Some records
┄┄┄┄┄┄┄┄┄┄
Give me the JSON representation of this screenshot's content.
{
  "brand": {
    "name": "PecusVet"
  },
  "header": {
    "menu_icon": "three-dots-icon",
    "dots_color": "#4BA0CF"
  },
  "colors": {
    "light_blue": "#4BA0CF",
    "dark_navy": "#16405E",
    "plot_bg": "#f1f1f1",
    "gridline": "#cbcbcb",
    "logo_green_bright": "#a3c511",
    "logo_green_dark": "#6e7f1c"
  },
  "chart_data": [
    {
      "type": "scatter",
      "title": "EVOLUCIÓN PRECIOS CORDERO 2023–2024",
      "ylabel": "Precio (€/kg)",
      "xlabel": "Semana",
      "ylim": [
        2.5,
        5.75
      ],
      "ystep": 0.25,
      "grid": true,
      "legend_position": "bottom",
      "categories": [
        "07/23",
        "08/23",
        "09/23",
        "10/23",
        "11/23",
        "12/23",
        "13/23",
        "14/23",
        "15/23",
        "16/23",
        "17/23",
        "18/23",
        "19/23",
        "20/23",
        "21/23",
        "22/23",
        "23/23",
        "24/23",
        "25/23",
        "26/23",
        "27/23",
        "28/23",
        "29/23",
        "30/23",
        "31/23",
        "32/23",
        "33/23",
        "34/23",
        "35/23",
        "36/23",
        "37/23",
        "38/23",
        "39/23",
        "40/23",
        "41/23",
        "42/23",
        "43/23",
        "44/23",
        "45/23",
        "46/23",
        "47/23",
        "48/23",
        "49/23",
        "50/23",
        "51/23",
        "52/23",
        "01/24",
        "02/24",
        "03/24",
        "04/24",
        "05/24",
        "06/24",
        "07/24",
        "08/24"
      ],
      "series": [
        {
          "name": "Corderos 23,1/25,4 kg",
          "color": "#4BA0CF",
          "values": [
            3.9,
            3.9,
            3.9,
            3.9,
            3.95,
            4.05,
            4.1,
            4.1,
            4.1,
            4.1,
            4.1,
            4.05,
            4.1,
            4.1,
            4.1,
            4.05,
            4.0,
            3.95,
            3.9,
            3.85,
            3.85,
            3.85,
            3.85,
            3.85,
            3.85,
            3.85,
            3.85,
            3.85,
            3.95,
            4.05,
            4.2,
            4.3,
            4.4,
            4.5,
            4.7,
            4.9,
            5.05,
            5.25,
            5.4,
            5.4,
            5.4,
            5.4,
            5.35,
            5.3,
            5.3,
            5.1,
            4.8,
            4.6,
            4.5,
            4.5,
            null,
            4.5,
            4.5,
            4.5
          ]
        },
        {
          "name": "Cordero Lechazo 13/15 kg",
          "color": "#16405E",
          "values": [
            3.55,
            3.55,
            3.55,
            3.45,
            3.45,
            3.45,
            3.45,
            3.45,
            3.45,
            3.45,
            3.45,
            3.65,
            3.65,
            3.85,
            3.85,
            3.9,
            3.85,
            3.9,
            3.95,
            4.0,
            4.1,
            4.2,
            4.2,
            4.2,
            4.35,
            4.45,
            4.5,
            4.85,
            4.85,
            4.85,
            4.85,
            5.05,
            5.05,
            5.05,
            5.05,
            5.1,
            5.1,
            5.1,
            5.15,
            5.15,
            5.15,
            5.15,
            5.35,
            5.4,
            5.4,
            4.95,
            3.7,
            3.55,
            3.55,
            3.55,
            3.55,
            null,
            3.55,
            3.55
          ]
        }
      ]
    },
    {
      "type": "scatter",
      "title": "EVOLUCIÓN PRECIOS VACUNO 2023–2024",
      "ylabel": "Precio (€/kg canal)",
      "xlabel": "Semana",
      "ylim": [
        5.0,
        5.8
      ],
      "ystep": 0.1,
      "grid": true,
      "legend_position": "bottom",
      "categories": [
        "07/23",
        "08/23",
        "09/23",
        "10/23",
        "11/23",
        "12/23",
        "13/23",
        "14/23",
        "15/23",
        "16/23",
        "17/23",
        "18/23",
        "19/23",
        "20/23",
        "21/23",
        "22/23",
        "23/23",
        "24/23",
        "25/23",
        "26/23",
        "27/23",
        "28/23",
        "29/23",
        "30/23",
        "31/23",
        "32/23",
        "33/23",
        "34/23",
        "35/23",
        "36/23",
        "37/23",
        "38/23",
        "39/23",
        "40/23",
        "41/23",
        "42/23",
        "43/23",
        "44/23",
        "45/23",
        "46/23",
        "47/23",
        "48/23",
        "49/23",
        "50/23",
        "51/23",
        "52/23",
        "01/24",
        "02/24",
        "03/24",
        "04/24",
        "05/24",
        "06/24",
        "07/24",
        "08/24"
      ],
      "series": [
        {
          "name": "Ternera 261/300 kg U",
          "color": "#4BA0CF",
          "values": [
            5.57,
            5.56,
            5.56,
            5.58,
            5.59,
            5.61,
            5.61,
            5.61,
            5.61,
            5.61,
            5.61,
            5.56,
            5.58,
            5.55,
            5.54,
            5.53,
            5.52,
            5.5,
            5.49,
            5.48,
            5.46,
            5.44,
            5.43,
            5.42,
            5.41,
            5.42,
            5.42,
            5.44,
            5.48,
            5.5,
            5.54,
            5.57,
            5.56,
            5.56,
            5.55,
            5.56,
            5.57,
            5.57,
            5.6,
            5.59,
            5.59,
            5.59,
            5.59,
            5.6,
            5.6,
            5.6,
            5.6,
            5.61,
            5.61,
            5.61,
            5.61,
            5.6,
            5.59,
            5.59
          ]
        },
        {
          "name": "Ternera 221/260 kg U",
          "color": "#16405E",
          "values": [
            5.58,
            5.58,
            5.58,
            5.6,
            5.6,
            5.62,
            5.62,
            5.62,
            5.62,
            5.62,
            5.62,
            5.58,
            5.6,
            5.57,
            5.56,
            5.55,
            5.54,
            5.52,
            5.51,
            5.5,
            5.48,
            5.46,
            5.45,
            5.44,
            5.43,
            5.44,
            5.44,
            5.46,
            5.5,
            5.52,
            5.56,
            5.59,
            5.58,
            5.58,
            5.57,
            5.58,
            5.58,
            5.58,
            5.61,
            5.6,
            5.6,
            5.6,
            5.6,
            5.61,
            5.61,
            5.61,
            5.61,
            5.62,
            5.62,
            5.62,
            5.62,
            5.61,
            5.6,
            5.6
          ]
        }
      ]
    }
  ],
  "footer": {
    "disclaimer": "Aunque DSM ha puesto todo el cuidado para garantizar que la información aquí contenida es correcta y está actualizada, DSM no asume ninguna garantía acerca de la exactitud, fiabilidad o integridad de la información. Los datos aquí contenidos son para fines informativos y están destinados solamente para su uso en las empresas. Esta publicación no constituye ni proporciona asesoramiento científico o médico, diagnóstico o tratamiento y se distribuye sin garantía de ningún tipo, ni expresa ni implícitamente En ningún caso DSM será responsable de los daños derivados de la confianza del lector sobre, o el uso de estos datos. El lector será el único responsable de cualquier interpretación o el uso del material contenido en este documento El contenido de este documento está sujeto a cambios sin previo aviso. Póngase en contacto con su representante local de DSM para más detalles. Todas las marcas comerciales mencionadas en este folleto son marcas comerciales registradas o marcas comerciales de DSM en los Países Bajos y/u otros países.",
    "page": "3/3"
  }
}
┄┄┄┄┄┄┄┄┄┄
◆ **Exercise**: Copy whichever lines in the listing above contain the word "title".

◆ **Solution to this problem**:
      "title": "EVOLUCIÓN PRECIOS CORDERO 2023–2024",
      "title": "EVOLUCIÓN PRECIOS VACUNO 2023–2024",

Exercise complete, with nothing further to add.